What you should do: Gather each line in the entries that includes the string "JSON".

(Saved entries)
============

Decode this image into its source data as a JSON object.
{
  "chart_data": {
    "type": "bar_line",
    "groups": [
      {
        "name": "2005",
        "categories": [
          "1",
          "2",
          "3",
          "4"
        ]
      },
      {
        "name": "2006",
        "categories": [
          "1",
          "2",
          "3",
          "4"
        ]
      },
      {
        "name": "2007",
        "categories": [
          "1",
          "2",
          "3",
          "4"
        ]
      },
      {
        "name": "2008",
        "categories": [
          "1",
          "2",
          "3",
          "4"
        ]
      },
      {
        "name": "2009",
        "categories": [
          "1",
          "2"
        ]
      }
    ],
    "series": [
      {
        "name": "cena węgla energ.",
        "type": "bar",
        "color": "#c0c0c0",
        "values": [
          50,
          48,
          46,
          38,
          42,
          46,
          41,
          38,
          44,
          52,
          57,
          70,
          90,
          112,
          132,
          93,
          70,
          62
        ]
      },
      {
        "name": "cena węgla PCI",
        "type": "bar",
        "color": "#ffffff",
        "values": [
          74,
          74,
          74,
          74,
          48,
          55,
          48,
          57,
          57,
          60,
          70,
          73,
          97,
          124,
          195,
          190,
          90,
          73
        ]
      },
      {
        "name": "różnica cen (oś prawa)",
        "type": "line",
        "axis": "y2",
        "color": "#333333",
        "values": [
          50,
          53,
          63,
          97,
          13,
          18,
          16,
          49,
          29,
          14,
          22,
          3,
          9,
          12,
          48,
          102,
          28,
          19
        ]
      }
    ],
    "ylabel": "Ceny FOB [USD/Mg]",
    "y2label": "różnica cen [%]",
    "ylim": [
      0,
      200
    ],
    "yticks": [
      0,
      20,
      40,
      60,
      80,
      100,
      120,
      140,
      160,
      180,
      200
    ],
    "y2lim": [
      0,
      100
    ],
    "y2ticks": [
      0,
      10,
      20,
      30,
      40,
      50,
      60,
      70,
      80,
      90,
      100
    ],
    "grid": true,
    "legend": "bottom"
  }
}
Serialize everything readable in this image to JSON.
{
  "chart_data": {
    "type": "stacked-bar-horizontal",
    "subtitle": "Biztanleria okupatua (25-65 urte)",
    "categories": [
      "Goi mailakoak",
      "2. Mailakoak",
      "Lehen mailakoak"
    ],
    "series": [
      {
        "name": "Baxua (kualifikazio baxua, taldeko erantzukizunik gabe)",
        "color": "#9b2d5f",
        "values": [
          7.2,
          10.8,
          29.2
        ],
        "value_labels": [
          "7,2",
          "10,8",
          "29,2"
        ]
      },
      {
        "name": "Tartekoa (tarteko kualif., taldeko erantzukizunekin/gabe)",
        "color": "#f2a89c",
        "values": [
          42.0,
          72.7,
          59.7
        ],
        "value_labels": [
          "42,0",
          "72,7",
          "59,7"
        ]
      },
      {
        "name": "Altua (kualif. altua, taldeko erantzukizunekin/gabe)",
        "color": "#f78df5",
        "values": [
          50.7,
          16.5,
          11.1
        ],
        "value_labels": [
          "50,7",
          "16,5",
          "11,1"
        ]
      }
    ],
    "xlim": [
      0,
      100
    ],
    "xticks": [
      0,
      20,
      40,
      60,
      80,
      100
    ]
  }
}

============

Exercise answer:
Decode this image into its source data as a JSON object.
Serialize everything readable in this image to JSON.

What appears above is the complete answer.